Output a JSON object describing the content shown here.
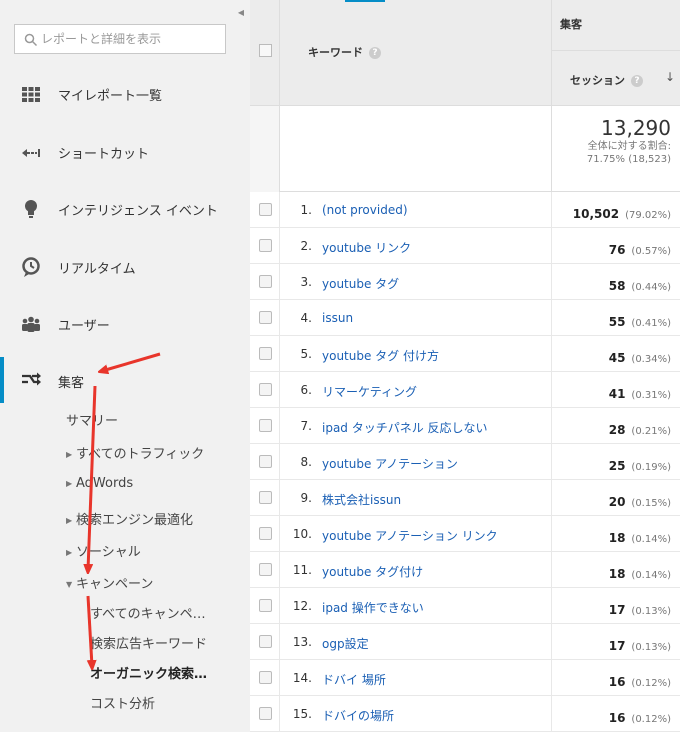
{
  "sidebar": {
    "search_placeholder": "レポートと詳細を表示",
    "nav_items": [
      {
        "label": "マイレポート一覧",
        "icon": "grid-icon"
      },
      {
        "label": "ショートカット",
        "icon": "shortcut-arrow-icon"
      },
      {
        "label": "インテリジェンス イベント",
        "icon": "lightbulb-icon"
      },
      {
        "label": "リアルタイム",
        "icon": "clock-icon"
      },
      {
        "label": "ユーザー",
        "icon": "users-icon"
      },
      {
        "label": "集客",
        "icon": "acquisition-arrows-icon"
      }
    ],
    "sub_items": {
      "summary": "サマリー",
      "all_traffic": "すべてのトラフィック",
      "adwords": "AdWords",
      "seo": "検索エンジン最適化",
      "social": "ソーシャル",
      "campaigns": "キャンペーン",
      "all_campaigns": "すべてのキャンペ…",
      "paid_keywords": "検索広告キーワード",
      "organic": "オーガニック検索…",
      "cost_analysis": "コスト分析"
    }
  },
  "table": {
    "keyword_header": "キーワード",
    "group_header": "集客",
    "sessions_header": "セッション",
    "summary": {
      "total": "13,290",
      "share_label": "全体に対する割合:",
      "share_value": "71.75% (18,523)"
    },
    "rows": [
      {
        "idx": "1.",
        "kw": "(not provided)",
        "val": "10,502",
        "pct": "(79.02%)"
      },
      {
        "idx": "2.",
        "kw": "youtube リンク",
        "val": "76",
        "pct": "(0.57%)"
      },
      {
        "idx": "3.",
        "kw": "youtube タグ",
        "val": "58",
        "pct": "(0.44%)"
      },
      {
        "idx": "4.",
        "kw": "issun",
        "val": "55",
        "pct": "(0.41%)"
      },
      {
        "idx": "5.",
        "kw": "youtube タグ 付け方",
        "val": "45",
        "pct": "(0.34%)"
      },
      {
        "idx": "6.",
        "kw": "リマーケティング",
        "val": "41",
        "pct": "(0.31%)"
      },
      {
        "idx": "7.",
        "kw": "ipad タッチパネル 反応しない",
        "val": "28",
        "pct": "(0.21%)"
      },
      {
        "idx": "8.",
        "kw": "youtube アノテーション",
        "val": "25",
        "pct": "(0.19%)"
      },
      {
        "idx": "9.",
        "kw": "株式会社issun",
        "val": "20",
        "pct": "(0.15%)"
      },
      {
        "idx": "10.",
        "kw": "youtube アノテーション リンク",
        "val": "18",
        "pct": "(0.14%)"
      },
      {
        "idx": "11.",
        "kw": "youtube タグ付け",
        "val": "18",
        "pct": "(0.14%)"
      },
      {
        "idx": "12.",
        "kw": "ipad 操作できない",
        "val": "17",
        "pct": "(0.13%)"
      },
      {
        "idx": "13.",
        "kw": "ogp設定",
        "val": "17",
        "pct": "(0.13%)"
      },
      {
        "idx": "14.",
        "kw": "ドバイ 場所",
        "val": "16",
        "pct": "(0.12%)"
      },
      {
        "idx": "15.",
        "kw": "ドバイの場所",
        "val": "16",
        "pct": "(0.12%)"
      }
    ]
  },
  "colors": {
    "link": "#1a5fb4",
    "active_bar": "#058dc7",
    "annotation_arrow": "#e8352b"
  }
}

● ● ● ●

◆ SET TASK ◆
Reproduce the data word for word, excluding its pictures.

◆ EXERCISE RESPONSE ◆
Output a JSON object describing the content shown here.
{
  "sidebar": {
    "search_placeholder": "レポートと詳細を表示",
    "nav_items": [
      {
        "label": "マイレポート一覧",
        "icon": "grid-icon"
      },
      {
        "label": "ショートカット",
        "icon": "shortcut-arrow-icon"
      },
      {
        "label": "インテリジェンス イベント",
        "icon": "lightbulb-icon"
      },
      {
        "label": "リアルタイム",
        "icon": "clock-icon"
      },
      {
        "label": "ユーザー",
        "icon": "users-icon"
      },
      {
        "label": "集客",
        "icon": "acquisition-arrows-icon"
      }
    ],
    "sub_items": {
      "summary": "サマリー",
      "all_traffic": "すべてのトラフィック",
      "adwords": "AdWords",
      "seo": "検索エンジン最適化",
      "social": "ソーシャル",
      "campaigns": "キャンペーン",
      "all_campaigns": "すべてのキャンペ…",
      "paid_keywords": "検索広告キーワード",
      "organic": "オーガニック検索…",
      "cost_analysis": "コスト分析"
    }
  },
  "table": {
    "keyword_header": "キーワード",
    "group_header": "集客",
    "sessions_header": "セッション",
    "summary": {
      "total": "13,290",
      "share_label": "全体に対する割合:",
      "share_value": "71.75% (18,523)"
    },
    "rows": [
      {
        "idx": "1.",
        "kw": "(not provided)",
        "val": "10,502",
        "pct": "(79.02%)"
      },
      {
        "idx": "2.",
        "kw": "youtube リンク",
        "val": "76",
        "pct": "(0.57%)"
      },
      {
        "idx": "3.",
        "kw": "youtube タグ",
        "val": "58",
        "pct": "(0.44%)"
      },
      {
        "idx": "4.",
        "kw": "issun",
        "val": "55",
        "pct": "(0.41%)"
      },
      {
        "idx": "5.",
        "kw": "youtube タグ 付け方",
        "val": "45",
        "pct": "(0.34%)"
      },
      {
        "idx": "6.",
        "kw": "リマーケティング",
        "val": "41",
        "pct": "(0.31%)"
      },
      {
        "idx": "7.",
        "kw": "ipad タッチパネル 反応しない",
        "val": "28",
        "pct": "(0.21%)"
      },
      {
        "idx": "8.",
        "kw": "youtube アノテーション",
        "val": "25",
        "pct": "(0.19%)"
      },
      {
        "idx": "9.",
        "kw": "株式会社issun",
        "val": "20",
        "pct": "(0.15%)"
      },
      {
        "idx": "10.",
        "kw": "youtube アノテーション リンク",
        "val": "18",
        "pct": "(0.14%)"
      },
      {
        "idx": "11.",
        "kw": "youtube タグ付け",
        "val": "18",
        "pct": "(0.14%)"
      },
      {
        "idx": "12.",
        "kw": "ipad 操作できない",
        "val": "17",
        "pct": "(0.13%)"
      },
      {
        "idx": "13.",
        "kw": "ogp設定",
        "val": "17",
        "pct": "(0.13%)"
      },
      {
        "idx": "14.",
        "kw": "ドバイ 場所",
        "val": "16",
        "pct": "(0.12%)"
      },
      {
        "idx": "15.",
        "kw": "ドバイの場所",
        "val": "16",
        "pct": "(0.12%)"
      }
    ]
  },
  "colors": {
    "link": "#1a5fb4",
    "active_bar": "#058dc7",
    "annotation_arrow": "#e8352b"
  }
}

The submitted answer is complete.